■ **REQUIRED WORK**:
Provide only the number of lines in the listing that contain the string "Books".
□ □ □ □
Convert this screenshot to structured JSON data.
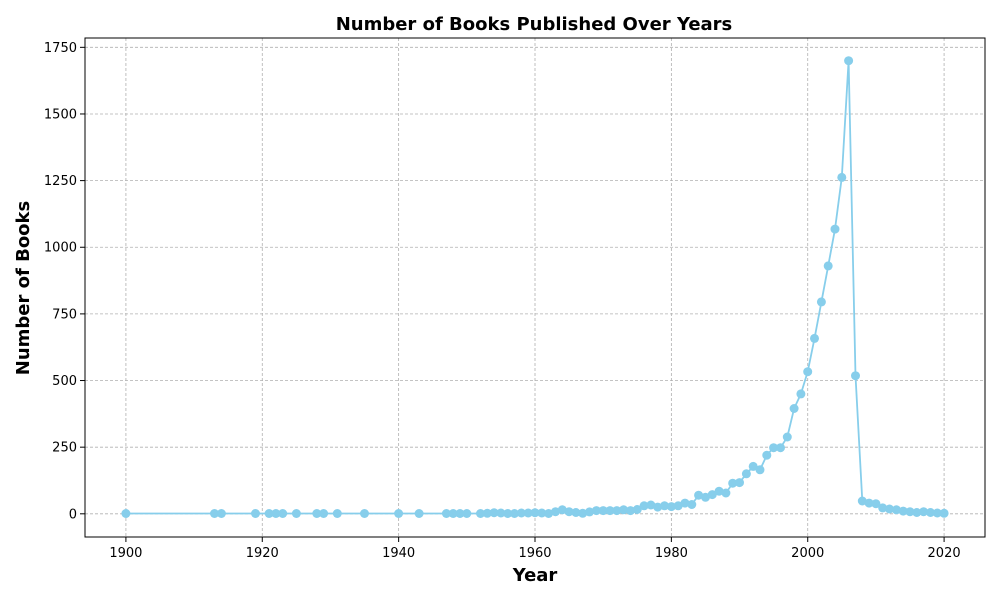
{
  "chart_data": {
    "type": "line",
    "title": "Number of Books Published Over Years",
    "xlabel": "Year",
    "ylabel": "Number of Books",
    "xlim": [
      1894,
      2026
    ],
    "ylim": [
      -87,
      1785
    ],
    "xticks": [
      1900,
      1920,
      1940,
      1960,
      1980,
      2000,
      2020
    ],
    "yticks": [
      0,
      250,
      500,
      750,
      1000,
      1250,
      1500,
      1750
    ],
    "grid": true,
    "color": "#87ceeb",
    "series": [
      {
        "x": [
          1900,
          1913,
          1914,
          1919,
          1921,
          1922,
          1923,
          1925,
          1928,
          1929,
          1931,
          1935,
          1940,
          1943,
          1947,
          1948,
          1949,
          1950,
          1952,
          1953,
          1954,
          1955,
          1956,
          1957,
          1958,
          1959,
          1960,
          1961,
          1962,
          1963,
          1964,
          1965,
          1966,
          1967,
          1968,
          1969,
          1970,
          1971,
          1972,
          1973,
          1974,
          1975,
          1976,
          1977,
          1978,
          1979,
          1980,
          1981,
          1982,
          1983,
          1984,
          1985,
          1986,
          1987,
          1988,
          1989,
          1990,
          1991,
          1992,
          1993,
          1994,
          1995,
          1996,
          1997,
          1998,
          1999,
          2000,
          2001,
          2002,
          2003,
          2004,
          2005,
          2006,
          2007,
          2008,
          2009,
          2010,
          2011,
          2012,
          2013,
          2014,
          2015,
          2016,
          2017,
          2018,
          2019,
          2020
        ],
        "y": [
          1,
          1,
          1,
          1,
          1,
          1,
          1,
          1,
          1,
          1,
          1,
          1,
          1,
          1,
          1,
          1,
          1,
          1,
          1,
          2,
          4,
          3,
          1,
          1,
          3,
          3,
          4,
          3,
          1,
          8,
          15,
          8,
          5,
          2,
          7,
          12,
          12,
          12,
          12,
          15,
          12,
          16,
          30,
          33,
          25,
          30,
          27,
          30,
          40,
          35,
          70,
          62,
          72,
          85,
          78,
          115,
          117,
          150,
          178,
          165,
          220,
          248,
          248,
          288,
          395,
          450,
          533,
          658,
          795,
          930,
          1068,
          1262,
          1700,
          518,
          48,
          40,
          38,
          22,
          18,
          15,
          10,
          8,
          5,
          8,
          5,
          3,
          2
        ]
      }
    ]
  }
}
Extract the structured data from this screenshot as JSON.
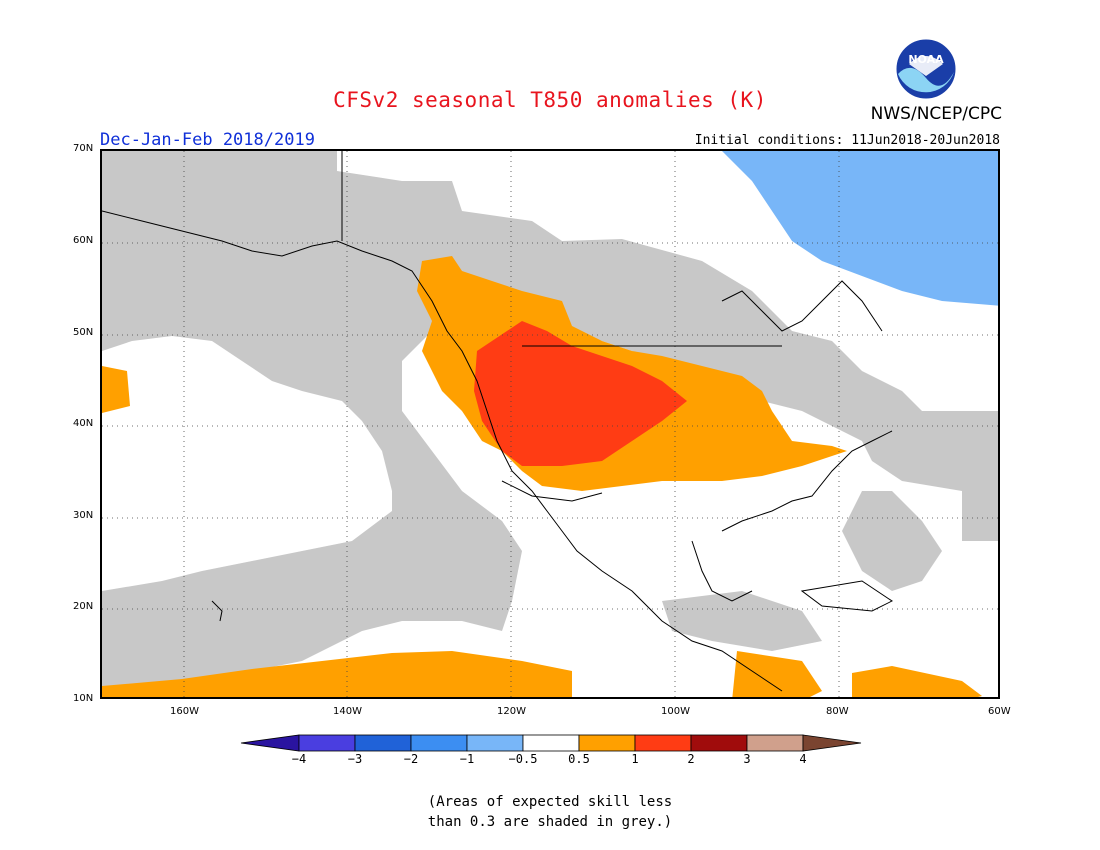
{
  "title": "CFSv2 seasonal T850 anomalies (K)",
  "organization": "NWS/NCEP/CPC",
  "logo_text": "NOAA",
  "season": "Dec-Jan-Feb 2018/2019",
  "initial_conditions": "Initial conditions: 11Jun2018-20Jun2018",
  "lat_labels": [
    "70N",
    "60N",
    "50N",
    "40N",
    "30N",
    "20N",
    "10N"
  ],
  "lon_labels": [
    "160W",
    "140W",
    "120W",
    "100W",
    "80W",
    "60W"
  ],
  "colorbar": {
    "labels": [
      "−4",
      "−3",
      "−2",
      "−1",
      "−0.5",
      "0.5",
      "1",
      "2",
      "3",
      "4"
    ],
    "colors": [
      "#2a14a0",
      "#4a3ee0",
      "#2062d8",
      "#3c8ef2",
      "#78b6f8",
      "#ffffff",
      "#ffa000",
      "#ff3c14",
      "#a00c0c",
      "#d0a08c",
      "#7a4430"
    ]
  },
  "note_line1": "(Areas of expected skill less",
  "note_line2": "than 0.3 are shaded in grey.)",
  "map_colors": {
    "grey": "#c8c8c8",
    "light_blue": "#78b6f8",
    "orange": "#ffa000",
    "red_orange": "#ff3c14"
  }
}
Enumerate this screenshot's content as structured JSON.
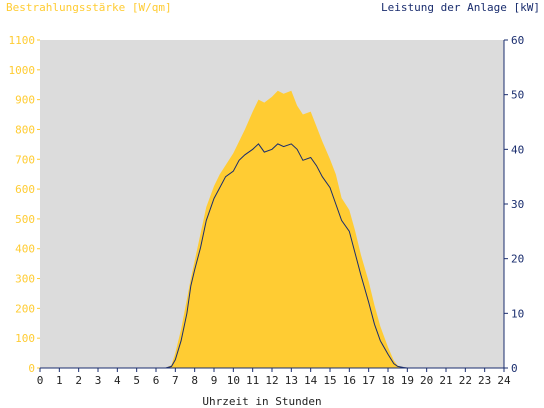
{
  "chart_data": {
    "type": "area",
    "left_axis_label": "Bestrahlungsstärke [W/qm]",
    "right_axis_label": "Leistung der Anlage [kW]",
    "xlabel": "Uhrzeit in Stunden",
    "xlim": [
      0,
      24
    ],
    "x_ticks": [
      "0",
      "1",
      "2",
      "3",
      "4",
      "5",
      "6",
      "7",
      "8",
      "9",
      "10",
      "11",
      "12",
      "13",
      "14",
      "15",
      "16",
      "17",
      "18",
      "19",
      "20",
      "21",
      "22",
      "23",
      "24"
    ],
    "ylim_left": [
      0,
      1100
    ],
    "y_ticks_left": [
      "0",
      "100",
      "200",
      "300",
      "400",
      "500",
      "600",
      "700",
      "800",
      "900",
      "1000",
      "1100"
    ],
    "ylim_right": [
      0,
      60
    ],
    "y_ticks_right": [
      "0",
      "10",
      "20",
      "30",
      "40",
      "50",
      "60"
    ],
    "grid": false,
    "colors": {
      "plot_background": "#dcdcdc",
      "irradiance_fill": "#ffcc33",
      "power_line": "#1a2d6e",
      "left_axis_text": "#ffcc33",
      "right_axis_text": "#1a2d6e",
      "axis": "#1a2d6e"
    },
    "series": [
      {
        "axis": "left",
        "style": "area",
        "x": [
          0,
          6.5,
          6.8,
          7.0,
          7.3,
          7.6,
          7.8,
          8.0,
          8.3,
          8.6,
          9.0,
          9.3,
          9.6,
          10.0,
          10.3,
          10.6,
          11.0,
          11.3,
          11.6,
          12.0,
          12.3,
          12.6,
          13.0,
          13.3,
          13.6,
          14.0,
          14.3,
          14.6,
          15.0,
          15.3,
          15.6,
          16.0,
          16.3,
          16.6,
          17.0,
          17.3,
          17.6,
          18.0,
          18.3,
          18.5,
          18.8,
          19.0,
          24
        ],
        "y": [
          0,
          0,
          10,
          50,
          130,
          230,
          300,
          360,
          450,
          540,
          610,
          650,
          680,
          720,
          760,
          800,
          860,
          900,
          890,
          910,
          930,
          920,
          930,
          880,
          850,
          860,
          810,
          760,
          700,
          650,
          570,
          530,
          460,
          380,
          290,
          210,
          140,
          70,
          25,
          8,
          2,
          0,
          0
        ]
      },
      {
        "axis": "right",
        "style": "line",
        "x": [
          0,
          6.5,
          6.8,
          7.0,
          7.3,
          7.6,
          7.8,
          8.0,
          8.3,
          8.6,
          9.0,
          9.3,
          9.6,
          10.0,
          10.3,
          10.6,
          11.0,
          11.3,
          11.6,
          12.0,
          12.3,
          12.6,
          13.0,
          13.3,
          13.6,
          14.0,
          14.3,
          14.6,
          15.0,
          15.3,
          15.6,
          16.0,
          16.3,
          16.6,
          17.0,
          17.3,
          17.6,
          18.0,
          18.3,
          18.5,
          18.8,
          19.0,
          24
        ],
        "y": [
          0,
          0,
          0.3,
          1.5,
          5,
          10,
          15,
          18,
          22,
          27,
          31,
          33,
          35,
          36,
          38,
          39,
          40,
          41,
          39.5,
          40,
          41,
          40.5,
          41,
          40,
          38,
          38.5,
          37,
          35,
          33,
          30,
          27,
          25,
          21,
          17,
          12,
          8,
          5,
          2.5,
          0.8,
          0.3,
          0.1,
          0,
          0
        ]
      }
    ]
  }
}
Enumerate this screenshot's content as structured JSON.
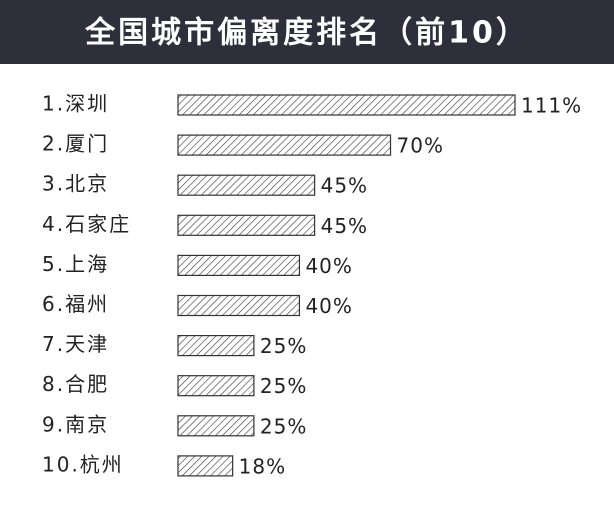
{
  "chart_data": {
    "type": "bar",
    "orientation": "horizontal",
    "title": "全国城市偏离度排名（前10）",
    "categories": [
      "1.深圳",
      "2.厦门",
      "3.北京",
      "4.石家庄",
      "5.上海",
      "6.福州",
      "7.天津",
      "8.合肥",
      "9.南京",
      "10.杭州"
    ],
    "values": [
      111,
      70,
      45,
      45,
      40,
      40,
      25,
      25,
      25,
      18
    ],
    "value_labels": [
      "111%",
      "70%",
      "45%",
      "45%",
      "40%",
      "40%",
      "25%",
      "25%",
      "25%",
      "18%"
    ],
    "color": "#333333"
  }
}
□ □ □ □
■ **THE OUTPUT**:
2